▸ Extracted data entries
↓

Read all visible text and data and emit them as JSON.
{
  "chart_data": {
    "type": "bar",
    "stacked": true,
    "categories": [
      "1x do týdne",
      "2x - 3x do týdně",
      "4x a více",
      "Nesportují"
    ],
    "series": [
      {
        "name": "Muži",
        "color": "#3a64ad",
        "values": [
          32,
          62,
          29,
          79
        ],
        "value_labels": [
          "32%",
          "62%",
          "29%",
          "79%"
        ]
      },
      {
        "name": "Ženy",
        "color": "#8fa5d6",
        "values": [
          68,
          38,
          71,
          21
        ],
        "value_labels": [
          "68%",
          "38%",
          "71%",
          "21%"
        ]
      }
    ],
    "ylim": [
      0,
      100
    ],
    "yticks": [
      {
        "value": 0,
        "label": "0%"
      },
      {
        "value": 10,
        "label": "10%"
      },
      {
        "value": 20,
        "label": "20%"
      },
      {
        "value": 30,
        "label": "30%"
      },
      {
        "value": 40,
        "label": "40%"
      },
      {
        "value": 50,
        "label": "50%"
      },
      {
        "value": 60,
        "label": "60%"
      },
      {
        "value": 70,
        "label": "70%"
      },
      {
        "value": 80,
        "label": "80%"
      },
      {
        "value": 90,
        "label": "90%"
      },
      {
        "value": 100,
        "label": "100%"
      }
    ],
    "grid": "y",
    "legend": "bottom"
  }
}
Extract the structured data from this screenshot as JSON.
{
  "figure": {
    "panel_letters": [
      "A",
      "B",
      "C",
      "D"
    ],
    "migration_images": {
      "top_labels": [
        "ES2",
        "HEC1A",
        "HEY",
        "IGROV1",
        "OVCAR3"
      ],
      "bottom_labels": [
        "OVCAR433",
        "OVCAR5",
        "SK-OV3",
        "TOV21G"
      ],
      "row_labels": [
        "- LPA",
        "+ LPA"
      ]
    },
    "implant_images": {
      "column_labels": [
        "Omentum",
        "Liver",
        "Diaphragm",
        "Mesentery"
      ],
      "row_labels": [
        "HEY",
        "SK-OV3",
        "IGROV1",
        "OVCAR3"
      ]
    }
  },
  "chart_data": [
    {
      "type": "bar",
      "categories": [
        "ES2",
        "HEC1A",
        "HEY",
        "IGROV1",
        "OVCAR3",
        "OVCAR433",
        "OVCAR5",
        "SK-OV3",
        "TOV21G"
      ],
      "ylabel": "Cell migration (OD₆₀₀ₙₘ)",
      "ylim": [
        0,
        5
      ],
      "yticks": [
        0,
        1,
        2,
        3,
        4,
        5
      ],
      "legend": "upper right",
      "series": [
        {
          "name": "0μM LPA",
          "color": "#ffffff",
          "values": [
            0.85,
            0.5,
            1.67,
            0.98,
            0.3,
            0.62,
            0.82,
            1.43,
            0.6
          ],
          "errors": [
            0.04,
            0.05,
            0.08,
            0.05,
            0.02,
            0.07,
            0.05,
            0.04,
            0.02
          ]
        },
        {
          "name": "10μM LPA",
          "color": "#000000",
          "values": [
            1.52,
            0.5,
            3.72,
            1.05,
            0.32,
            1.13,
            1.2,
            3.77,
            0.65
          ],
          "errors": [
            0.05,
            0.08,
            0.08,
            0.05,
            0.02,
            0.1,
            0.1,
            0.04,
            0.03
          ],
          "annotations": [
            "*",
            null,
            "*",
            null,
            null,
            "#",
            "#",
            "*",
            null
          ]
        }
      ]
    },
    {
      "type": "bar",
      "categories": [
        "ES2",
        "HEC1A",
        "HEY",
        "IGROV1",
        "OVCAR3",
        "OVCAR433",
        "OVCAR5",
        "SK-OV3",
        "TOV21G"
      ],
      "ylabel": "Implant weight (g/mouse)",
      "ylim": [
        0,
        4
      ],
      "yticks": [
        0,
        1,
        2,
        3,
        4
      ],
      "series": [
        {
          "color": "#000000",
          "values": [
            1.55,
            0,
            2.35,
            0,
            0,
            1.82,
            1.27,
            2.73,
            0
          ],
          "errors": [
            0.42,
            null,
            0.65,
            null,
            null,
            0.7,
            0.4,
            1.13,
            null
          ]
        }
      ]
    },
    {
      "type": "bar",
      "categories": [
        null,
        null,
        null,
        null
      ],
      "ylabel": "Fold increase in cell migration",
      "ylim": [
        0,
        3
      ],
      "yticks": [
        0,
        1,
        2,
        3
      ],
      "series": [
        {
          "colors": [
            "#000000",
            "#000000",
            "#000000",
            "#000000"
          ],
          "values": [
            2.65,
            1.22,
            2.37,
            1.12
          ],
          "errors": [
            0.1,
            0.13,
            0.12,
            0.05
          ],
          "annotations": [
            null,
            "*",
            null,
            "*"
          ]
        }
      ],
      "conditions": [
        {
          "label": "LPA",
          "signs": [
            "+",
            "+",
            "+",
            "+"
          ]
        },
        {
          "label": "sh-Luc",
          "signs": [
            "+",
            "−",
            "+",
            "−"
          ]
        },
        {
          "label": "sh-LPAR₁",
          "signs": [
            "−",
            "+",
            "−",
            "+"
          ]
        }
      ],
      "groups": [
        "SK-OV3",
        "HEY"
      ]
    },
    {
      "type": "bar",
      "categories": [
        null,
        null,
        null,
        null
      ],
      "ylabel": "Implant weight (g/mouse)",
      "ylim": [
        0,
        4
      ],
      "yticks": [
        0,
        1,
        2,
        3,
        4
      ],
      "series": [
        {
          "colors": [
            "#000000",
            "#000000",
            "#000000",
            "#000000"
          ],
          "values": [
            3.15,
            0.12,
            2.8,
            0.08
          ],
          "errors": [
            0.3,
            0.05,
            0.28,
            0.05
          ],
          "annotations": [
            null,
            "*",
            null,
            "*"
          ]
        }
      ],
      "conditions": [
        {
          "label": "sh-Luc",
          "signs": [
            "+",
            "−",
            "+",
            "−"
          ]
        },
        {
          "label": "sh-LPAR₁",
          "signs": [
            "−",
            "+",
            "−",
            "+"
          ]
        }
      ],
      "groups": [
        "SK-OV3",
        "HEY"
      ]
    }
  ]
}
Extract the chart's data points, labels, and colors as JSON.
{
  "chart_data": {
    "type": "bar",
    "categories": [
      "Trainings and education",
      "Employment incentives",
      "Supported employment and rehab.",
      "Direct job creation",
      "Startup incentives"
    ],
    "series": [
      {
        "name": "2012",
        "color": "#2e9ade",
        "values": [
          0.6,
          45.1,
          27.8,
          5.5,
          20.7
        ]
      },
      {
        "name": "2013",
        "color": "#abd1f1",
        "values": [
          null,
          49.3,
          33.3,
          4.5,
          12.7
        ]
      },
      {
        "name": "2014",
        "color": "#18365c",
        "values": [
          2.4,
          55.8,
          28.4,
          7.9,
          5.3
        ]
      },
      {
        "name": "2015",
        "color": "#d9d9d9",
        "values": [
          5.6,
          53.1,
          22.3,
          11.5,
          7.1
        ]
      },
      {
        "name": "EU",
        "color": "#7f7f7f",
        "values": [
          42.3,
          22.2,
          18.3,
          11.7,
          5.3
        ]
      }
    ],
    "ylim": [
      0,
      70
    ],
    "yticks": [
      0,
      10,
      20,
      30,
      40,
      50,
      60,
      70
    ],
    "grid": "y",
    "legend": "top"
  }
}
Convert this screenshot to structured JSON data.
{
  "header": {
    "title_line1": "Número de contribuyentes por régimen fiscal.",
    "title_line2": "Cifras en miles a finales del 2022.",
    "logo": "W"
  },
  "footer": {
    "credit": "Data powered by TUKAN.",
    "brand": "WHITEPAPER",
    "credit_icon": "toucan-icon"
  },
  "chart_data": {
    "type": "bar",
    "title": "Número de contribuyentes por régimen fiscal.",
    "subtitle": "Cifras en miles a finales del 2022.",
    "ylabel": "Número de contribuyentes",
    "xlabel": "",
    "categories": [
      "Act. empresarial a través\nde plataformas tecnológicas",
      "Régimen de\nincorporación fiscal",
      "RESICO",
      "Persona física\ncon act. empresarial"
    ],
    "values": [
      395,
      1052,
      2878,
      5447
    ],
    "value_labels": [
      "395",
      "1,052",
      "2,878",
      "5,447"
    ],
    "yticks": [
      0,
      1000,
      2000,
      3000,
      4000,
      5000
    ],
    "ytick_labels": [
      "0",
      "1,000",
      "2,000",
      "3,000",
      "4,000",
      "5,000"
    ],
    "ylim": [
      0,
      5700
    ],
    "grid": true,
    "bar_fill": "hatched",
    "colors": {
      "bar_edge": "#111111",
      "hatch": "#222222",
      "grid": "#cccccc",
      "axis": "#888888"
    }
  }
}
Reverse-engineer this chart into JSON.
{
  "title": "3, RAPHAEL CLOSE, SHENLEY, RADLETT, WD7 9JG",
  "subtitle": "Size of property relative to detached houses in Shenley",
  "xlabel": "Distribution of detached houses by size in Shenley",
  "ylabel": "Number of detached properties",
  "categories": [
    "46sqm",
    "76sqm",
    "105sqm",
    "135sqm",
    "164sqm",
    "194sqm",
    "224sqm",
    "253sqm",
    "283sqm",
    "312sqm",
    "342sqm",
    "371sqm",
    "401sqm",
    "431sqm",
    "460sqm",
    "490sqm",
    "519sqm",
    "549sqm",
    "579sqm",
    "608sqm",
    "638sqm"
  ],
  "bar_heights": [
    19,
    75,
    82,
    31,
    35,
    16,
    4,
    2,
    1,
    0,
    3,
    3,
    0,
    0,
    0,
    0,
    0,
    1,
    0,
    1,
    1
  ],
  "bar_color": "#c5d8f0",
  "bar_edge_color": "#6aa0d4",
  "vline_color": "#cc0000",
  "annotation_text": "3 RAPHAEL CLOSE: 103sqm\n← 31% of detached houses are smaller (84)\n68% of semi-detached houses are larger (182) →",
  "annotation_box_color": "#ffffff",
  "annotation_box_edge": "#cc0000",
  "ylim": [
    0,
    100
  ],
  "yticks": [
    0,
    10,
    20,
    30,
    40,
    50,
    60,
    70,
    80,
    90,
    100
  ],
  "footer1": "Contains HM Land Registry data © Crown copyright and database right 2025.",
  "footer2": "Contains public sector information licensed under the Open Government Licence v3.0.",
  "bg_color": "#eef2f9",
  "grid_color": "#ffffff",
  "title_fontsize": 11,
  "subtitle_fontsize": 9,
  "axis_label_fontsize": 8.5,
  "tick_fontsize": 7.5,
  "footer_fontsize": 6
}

↑

▸ Aim of the exercise
Tally every line of the data that holds the word "Contains" and write the count alone.

▸ Solution for this exercise
2